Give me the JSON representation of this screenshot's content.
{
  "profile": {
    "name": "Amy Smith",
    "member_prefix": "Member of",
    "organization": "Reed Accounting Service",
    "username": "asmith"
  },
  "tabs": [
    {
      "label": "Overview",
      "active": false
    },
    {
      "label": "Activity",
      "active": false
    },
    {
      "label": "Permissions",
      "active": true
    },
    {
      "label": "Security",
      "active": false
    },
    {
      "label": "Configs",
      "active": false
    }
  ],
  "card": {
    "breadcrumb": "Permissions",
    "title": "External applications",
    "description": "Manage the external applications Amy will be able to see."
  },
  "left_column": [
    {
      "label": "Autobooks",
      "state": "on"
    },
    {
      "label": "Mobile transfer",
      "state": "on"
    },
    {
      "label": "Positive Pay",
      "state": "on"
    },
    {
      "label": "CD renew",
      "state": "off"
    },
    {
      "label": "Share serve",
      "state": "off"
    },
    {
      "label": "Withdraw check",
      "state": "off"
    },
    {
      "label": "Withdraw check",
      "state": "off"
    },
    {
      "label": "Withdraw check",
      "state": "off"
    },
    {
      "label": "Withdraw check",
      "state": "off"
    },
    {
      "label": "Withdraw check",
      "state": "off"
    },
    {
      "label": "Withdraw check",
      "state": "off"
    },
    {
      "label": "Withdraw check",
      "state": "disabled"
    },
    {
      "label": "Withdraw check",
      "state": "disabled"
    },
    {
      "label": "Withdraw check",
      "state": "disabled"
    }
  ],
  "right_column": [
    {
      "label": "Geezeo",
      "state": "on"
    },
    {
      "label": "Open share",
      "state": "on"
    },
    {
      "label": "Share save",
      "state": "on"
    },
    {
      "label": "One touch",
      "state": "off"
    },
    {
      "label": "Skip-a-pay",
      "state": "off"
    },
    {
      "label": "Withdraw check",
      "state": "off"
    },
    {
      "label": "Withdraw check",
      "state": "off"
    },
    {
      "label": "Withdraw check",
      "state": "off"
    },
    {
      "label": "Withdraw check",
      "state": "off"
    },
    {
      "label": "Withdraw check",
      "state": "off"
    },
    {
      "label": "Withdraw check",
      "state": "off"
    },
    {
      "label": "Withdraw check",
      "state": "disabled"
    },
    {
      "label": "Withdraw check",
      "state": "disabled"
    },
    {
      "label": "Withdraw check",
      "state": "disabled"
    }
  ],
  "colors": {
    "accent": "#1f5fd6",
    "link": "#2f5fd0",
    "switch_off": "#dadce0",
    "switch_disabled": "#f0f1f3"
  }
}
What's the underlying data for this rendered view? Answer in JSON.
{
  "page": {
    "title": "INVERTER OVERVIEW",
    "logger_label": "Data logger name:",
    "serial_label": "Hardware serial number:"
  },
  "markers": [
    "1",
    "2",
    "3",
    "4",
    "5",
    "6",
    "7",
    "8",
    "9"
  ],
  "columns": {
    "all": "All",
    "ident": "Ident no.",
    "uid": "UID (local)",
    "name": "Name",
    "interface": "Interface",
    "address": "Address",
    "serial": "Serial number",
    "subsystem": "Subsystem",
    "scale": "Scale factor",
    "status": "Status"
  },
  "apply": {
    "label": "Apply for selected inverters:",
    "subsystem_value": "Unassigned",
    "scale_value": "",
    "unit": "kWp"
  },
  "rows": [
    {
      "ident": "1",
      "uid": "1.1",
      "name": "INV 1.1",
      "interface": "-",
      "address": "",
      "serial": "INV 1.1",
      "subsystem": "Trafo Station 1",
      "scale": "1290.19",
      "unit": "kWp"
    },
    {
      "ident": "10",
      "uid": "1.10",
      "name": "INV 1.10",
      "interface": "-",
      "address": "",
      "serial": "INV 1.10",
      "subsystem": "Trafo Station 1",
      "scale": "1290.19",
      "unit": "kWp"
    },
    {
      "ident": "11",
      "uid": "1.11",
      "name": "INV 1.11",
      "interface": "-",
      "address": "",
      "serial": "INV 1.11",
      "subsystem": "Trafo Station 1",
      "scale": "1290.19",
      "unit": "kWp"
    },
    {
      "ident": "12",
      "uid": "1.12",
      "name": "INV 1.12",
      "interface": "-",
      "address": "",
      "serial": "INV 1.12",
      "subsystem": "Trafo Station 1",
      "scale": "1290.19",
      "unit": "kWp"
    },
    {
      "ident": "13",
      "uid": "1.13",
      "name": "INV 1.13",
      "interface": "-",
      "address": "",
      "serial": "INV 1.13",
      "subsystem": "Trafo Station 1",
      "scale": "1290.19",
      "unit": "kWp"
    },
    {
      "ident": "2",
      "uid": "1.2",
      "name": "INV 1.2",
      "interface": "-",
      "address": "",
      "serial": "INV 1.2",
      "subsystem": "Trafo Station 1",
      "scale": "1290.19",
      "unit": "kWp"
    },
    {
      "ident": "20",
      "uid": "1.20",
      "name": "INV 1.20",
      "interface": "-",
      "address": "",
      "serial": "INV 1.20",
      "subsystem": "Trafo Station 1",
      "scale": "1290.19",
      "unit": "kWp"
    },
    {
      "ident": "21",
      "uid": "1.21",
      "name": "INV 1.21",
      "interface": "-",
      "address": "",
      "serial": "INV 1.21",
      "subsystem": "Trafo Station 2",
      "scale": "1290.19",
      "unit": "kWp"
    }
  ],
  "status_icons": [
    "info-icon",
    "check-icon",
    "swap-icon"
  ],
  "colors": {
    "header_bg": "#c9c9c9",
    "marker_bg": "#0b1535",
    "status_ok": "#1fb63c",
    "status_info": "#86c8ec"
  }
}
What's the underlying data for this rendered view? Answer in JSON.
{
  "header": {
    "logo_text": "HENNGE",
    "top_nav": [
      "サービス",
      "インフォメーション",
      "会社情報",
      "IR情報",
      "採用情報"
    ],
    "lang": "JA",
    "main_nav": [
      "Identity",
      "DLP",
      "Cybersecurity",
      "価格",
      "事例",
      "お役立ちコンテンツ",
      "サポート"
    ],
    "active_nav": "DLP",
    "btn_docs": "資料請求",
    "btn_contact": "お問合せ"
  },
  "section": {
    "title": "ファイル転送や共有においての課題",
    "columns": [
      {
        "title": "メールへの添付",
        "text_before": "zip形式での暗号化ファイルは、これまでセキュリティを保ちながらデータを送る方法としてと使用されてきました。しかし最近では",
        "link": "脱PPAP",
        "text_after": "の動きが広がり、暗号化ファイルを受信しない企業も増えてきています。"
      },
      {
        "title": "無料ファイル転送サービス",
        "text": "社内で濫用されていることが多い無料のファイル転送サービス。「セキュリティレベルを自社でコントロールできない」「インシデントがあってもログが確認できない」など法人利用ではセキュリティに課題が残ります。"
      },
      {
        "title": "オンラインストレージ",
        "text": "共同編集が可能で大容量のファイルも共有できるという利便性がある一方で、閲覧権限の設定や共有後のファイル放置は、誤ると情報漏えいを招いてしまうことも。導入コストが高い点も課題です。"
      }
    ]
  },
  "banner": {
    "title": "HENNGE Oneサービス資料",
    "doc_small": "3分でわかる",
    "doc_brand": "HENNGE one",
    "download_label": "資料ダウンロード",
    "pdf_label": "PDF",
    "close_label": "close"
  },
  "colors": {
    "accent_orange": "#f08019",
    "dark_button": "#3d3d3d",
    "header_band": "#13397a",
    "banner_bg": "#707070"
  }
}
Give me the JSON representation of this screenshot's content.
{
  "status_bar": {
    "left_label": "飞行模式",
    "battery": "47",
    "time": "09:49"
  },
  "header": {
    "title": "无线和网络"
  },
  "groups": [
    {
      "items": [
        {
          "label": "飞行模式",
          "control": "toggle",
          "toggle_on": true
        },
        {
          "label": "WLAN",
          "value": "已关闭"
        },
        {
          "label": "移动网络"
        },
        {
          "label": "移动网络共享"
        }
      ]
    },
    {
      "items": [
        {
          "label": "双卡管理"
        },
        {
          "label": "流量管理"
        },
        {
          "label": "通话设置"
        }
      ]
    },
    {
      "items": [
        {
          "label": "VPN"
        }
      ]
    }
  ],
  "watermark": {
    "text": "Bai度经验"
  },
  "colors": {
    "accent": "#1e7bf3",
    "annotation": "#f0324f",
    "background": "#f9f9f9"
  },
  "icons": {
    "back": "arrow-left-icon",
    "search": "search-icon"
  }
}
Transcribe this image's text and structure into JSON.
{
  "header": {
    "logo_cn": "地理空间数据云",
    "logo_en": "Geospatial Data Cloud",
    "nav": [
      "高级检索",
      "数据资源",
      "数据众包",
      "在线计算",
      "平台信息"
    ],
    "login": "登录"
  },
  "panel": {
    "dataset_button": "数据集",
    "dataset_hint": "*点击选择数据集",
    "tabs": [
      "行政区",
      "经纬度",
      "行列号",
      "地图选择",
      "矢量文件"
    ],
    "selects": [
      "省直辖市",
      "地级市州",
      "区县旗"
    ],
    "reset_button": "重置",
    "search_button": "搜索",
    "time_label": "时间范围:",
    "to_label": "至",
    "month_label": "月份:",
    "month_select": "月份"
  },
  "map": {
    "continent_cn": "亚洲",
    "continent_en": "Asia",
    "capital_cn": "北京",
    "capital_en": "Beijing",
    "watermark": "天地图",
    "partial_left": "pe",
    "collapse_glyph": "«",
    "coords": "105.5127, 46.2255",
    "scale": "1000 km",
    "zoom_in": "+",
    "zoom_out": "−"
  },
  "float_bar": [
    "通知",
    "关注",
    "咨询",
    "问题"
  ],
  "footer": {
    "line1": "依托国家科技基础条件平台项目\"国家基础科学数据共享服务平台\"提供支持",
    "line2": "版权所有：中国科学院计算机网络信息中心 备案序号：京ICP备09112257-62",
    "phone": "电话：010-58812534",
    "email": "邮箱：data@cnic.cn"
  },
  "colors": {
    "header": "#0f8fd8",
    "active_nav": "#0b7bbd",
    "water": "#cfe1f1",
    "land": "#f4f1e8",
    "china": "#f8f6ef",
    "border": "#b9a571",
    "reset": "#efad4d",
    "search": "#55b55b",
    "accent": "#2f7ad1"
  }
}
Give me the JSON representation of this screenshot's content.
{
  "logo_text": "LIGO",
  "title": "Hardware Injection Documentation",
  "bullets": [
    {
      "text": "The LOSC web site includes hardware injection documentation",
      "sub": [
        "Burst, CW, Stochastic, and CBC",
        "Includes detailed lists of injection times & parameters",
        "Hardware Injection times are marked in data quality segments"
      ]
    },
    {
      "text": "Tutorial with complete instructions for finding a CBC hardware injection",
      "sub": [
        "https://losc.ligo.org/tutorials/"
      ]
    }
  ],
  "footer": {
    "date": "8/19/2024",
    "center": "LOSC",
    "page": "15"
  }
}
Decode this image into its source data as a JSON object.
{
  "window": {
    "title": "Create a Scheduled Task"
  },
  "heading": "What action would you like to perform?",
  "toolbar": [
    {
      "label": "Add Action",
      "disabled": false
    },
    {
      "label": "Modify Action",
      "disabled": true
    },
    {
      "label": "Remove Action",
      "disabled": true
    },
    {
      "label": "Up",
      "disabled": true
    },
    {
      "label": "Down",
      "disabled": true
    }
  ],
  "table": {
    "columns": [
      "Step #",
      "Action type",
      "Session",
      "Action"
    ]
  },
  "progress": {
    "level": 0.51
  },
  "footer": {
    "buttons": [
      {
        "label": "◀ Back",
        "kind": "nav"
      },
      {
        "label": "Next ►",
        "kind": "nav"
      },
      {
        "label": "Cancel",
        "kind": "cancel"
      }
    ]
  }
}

————————

**TASK TO CARRY OUT:** Copy exactly, and only, the lines from the one containing "Decode this image" through the last line of the listing.

**TASK ANSWER:**
Decode this image into its source data as a JSON object.
{
  "window": {
    "title": "Create a Scheduled Task"
  },
  "heading": "What action would you like to perform?",
  "toolbar": [
    {
      "label": "Add Action",
      "disabled": false
    },
    {
      "label": "Modify Action",
      "disabled": true
    },
    {
      "label": "Remove Action",
      "disabled": true
    },
    {
      "label": "Up",
      "disabled": true
    },
    {
      "label": "Down",
      "disabled": true
    }
  ],
  "table": {
    "columns": [
      "Step #",
      "Action type",
      "Session",
      "Action"
    ]
  },
  "progress": {
    "level": 0.51
  },
  "footer": {
    "buttons": [
      {
        "label": "◀ Back",
        "kind": "nav"
      },
      {
        "label": "Next ►",
        "kind": "nav"
      },
      {
        "label": "Cancel",
        "kind": "cancel"
      }
    ]
  }
}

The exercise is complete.